Unguarded Comments of Media-Savvy Conservatives
regarding Claims of
"Liberal Bias" in the Media
While some conservatives actually believe
their own grumbles, the smart ones don’t.
While the masses of
Bush regime supporters continue to accept the myth of the "Liberal
Media" as an act of faith, the most media-savvy conservative leaders
know better. But even while, in unguarded moments, acknowledging the
unreality of this fable, Bush promoters are not above continuing to
exploit it politically. Indeed, in an America with airways dominated as
never before by the 24 hour presence of demagogic talk radio and
stridently partisan Fox News, it is a myth that persists only with
continuous reinforcement, and it is the incessant repetition on this
"Liberal Media" mantra that is the primary factor in the creation of
our current intimidated and compliant press.
In his introduction to
"What Liberal Media?", Eric Alterman notes,
But while
some conservatives actually believe their own grumbles, the smart ones
don’t.
They know mau-mauing the other side is a just a good way to get their
ideas
across—or perhaps to prevent the other side from getting a fair hearing
for
theirs.

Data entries
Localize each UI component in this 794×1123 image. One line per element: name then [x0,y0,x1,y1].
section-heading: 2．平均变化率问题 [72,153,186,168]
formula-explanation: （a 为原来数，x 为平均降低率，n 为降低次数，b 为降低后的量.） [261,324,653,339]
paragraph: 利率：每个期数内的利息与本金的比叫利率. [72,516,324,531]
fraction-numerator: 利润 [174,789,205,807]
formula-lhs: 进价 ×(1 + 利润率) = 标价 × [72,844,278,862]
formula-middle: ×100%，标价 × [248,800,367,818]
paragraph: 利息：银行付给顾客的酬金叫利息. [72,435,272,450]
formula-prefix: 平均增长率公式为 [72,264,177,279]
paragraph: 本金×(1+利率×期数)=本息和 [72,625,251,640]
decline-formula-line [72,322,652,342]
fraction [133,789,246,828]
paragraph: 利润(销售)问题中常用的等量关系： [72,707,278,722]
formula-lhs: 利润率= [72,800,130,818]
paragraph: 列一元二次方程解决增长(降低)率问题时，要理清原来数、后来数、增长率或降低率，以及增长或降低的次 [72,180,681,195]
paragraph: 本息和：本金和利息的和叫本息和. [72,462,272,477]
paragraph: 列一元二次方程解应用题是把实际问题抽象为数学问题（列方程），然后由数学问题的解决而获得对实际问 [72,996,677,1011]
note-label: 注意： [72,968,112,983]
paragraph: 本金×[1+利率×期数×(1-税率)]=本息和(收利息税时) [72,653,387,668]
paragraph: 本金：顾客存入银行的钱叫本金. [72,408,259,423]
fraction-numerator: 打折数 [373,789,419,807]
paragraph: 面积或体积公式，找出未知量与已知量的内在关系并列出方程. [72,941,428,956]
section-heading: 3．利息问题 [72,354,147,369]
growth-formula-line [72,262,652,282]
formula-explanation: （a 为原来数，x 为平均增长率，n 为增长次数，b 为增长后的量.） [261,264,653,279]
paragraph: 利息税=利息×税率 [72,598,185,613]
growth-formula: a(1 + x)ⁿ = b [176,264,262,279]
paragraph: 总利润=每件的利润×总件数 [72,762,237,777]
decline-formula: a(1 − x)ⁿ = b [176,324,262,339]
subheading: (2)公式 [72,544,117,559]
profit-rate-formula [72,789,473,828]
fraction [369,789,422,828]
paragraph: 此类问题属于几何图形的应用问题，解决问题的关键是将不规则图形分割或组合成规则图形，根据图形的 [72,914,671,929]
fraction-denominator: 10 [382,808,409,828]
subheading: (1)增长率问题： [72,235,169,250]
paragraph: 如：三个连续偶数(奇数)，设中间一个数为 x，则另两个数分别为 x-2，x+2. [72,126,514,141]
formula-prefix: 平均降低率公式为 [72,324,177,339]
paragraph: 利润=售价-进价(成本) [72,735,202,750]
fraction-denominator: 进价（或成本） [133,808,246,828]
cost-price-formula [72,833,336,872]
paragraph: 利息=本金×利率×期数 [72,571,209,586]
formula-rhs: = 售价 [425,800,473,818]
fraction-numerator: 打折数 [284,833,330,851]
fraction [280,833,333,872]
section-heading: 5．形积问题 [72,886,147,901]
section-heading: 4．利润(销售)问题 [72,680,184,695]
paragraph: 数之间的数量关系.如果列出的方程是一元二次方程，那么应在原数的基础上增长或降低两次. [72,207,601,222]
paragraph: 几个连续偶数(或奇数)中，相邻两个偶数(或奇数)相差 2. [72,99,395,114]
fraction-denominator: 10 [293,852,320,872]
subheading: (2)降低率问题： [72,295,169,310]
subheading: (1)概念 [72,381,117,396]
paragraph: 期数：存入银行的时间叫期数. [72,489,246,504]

Short problem A
Print the listing verbatim, beginning with its first line and ending after the line that contains "fraction-numerator: 打折数 [373,789,419,807]", with both of those lines included.
Short problem B
Carry on the piece about conservative claims of liberal media bias, starting right after its final sentence.

Answer A
Localize each UI component in this 794×1123 image. One line per element: name then [x0,y0,x1,y1].
section-heading: 2．平均变化率问题 [72,153,186,168]
formula-explanation: （a 为原来数，x 为平均降低率，n 为降低次数，b 为降低后的量.） [261,324,653,339]
paragraph: 利率：每个期数内的利息与本金的比叫利率. [72,516,324,531]
fraction-numerator: 利润 [174,789,205,807]
formula-lhs: 进价 ×(1 + 利润率) = 标价 × [72,844,278,862]
formula-middle: ×100%，标价 × [248,800,367,818]
paragraph: 利息：银行付给顾客的酬金叫利息. [72,435,272,450]
formula-prefix: 平均增长率公式为 [72,264,177,279]
paragraph: 本金×(1+利率×期数)=本息和 [72,625,251,640]
decline-formula-line [72,322,652,342]
fraction [133,789,246,828]
paragraph: 利润(销售)问题中常用的等量关系： [72,707,278,722]
formula-lhs: 利润率= [72,800,130,818]
paragraph: 列一元二次方程解决增长(降低)率问题时，要理清原来数、后来数、增长率或降低率，以及增长或降低的次 [72,180,681,195]
paragraph: 本息和：本金和利息的和叫本息和. [72,462,272,477]
paragraph: 列一元二次方程解应用题是把实际问题抽象为数学问题（列方程），然后由数学问题的解决而获得对实际问 [72,996,677,1011]
note-label: 注意： [72,968,112,983]
paragraph: 本金×[1+利率×期数×(1-税率)]=本息和(收利息税时) [72,653,387,668]
paragraph: 本金：顾客存入银行的钱叫本金. [72,408,259,423]
fraction-numerator: 打折数 [373,789,419,807]

Answer B
On occasion, honest
conservatives admit this. Rich Bond, then the chair of the Republican
Party, complained during the 1992 election,
“I think we know who the media want to
win this election—and I don’t think it’s George Bush.” The very
same
Rich Bond
also noted during the very same election, however, “There is
some
strategy to
it [bashing the ‘liberal’ media] . . . . If you watch any great coach,
what
they try to do is ‘work the refs.’ Maybe the ref will cut you a little
slack on
the next one.”
Bond is
hardly alone. That the SCLM were biased against the administration of
Ronald
Reagan is an article of faith among Republicans. Yet James Baker,
perhaps the
most media-savvy of them, owned up to the fact that any such complaint
was
decidedly misplaced.
“There were
days and times and events we
might have had some complaints [but] on balance I don’t think we had
anything to complain about,” he explained to one writer.
Patrick Buchanan, among
the most conservative pundits and presidential candidates in the
republic’s history, found that he could not identify any allegedly
liberal bias against him during his presidential candidacies.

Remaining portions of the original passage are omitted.